+++ Data in this exercise
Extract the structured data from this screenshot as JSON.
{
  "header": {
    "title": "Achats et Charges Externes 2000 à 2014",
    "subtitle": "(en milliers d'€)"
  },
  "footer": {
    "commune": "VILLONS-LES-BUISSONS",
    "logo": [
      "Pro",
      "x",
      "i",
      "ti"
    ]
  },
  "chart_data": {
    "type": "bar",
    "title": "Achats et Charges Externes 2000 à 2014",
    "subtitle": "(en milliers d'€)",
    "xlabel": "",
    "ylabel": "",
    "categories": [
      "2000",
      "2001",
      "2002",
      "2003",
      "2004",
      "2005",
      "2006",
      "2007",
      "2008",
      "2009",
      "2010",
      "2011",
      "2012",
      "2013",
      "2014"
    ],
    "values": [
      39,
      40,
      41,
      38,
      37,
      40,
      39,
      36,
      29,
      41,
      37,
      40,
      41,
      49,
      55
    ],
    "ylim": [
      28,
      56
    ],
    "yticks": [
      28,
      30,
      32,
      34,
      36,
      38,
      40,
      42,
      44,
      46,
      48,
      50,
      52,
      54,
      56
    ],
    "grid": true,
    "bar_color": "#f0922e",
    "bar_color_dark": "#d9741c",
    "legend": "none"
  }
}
++++++
* Problem details: Please restate the whole listing word for word.

* Correct response:
Extract the structured data from this screenshot as JSON.
{
  "header": {
    "title": "Achats et Charges Externes 2000 à 2014",
    "subtitle": "(en milliers d'€)"
  },
  "footer": {
    "commune": "VILLONS-LES-BUISSONS",
    "logo": [
      "Pro",
      "x",
      "i",
      "ti"
    ]
  },
  "chart_data": {
    "type": "bar",
    "title": "Achats et Charges Externes 2000 à 2014",
    "subtitle": "(en milliers d'€)",
    "xlabel": "",
    "ylabel": "",
    "categories": [
      "2000",
      "2001",
      "2002",
      "2003",
      "2004",
      "2005",
      "2006",
      "2007",
      "2008",
      "2009",
      "2010",
      "2011",
      "2012",
      "2013",
      "2014"
    ],
    "values": [
      39,
      40,
      41,
      38,
      37,
      40,
      39,
      36,
      29,
      41,
      37,
      40,
      41,
      49,
      55
    ],
    "ylim": [
      28,
      56
    ],
    "yticks": [
      28,
      30,
      32,
      34,
      36,
      38,
      40,
      42,
      44,
      46,
      48,
      50,
      52,
      54,
      56
    ],
    "grid": true,
    "bar_color": "#f0922e",
    "bar_color_dark": "#d9741c",
    "legend": "none"
  }
}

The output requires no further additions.